• [Given problem]
Each record needs to be echoed exactly; can you do that?

____

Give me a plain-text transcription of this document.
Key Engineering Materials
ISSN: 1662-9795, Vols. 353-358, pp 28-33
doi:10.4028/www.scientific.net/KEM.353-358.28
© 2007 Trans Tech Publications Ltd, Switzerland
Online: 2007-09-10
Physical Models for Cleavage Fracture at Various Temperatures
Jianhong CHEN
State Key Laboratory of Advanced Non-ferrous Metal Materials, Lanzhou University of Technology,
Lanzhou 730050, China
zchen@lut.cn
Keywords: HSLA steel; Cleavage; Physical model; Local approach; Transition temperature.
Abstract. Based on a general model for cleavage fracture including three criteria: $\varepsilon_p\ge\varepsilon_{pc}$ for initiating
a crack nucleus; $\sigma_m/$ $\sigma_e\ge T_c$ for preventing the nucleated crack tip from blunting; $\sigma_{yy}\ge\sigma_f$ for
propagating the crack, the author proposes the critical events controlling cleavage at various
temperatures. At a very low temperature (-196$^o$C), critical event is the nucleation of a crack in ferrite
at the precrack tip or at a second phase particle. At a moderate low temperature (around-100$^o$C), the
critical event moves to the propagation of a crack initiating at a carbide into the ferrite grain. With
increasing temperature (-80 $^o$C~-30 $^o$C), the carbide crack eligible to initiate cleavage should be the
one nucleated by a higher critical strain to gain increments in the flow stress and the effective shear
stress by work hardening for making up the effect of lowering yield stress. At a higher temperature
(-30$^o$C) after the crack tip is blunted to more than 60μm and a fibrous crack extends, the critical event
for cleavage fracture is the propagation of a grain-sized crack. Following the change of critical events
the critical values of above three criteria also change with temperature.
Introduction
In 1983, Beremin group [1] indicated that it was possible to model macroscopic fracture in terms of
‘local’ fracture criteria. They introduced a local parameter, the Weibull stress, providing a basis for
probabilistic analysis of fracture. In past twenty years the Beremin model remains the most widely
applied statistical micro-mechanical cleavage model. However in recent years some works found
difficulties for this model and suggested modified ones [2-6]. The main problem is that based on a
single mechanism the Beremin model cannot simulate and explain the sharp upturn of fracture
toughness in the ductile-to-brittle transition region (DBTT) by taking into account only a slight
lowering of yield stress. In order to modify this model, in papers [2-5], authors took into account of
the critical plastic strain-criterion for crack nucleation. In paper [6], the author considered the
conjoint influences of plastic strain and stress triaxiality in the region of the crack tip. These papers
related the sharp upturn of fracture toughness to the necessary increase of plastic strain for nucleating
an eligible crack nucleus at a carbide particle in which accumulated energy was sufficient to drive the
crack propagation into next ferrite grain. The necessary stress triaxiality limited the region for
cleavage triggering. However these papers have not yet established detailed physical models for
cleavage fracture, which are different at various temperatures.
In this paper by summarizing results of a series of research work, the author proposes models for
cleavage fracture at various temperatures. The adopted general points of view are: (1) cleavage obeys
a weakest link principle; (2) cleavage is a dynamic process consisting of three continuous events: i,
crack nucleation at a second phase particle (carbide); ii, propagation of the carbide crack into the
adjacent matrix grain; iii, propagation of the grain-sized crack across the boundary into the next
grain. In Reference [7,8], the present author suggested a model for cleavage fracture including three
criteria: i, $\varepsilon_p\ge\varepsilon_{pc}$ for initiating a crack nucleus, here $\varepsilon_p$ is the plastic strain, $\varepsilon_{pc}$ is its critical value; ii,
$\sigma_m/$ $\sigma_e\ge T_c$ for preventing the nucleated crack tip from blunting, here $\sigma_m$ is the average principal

____

• [Task answer]
Give me a plain-text transcription of this document.
Key Engineering Materials
ISSN: 1662-9795, Vols. 353-358, pp 28-33
doi:10.4028/www.scientific.net/KEM.353-358.28
© 2007 Trans Tech Publications Ltd, Switzerland
Online: 2007-09-10
Physical Models for Cleavage Fracture at Various Temperatures
Jianhong CHEN
State Key Laboratory of Advanced Non-ferrous Metal Materials, Lanzhou University of Technology,
Lanzhou 730050, China
zchen@lut.cn
Keywords: HSLA steel; Cleavage; Physical model; Local approach; Transition temperature.
Abstract. Based on a general model for cleavage fracture including three criteria: $\varepsilon_p\ge\varepsilon_{pc}$ for initiating
a crack nucleus; $\sigma_m/$ $\sigma_e\ge T_c$ for preventing the nucleated crack tip from blunting; $\sigma_{yy}\ge\sigma_f$ for
propagating the crack, the author proposes the critical events controlling cleavage at various
temperatures. At a very low temperature (-196$^o$C), critical event is the nucleation of a crack in ferrite
at the precrack tip or at a second phase particle. At a moderate low temperature (around-100$^o$C), the
critical event moves to the propagation of a crack initiating at a carbide into the ferrite grain. With
increasing temperature (-80 $^o$C~-30 $^o$C), the carbide crack eligible to initiate cleavage should be the
one nucleated by a higher critical strain to gain increments in the flow stress and the effective shear
stress by work hardening for making up the effect of lowering yield stress. At a higher temperature
(-30$^o$C) after the crack tip is blunted to more than 60μm and a fibrous crack extends, the critical event
for cleavage fracture is the propagation of a grain-sized crack. Following the change of critical events
the critical values of above three criteria also change with temperature.
Introduction
In 1983, Beremin group [1] indicated that it was possible to model macroscopic fracture in terms of
‘local’ fracture criteria. They introduced a local parameter, the Weibull stress, providing a basis for
probabilistic analysis of fracture. In past twenty years the Beremin model remains the most widely
applied statistical micro-mechanical cleavage model. However in recent years some works found
difficulties for this model and suggested modified ones [2-6]. The main problem is that based on a
single mechanism the Beremin model cannot simulate and explain the sharp upturn of fracture
toughness in the ductile-to-brittle transition region (DBTT) by taking into account only a slight
lowering of yield stress. In order to modify this model, in papers [2-5], authors took into account of
the critical plastic strain-criterion for crack nucleation. In paper [6], the author considered the
conjoint influences of plastic strain and stress triaxiality in the region of the crack tip. These papers
related the sharp upturn of fracture toughness to the necessary increase of plastic strain for nucleating
an eligible crack nucleus at a carbide particle in which accumulated energy was sufficient to drive the
crack propagation into next ferrite grain. The necessary stress triaxiality limited the region for
cleavage triggering. However these papers have not yet established detailed physical models for
cleavage fracture, which are different at various temperatures.
In this paper by summarizing results of a series of research work, the author proposes models for
cleavage fracture at various temperatures. The adopted general points of view are: (1) cleavage obeys
a weakest link principle; (2) cleavage is a dynamic process consisting of three continuous events: i,
crack nucleation at a second phase particle (carbide); ii, propagation of the carbide crack into the
adjacent matrix grain; iii, propagation of the grain-sized crack across the boundary into the next
grain. In Reference [7,8], the present author suggested a model for cleavage fracture including three
criteria: i, $\varepsilon_p\ge\varepsilon_{pc}$ for initiating a crack nucleus, here $\varepsilon_p$ is the plastic strain, $\varepsilon_{pc}$ is its critical value; ii,
$\sigma_m/$ $\sigma_e\ge T_c$ for preventing the nucleated crack tip from blunting, here $\sigma_m$ is the average principal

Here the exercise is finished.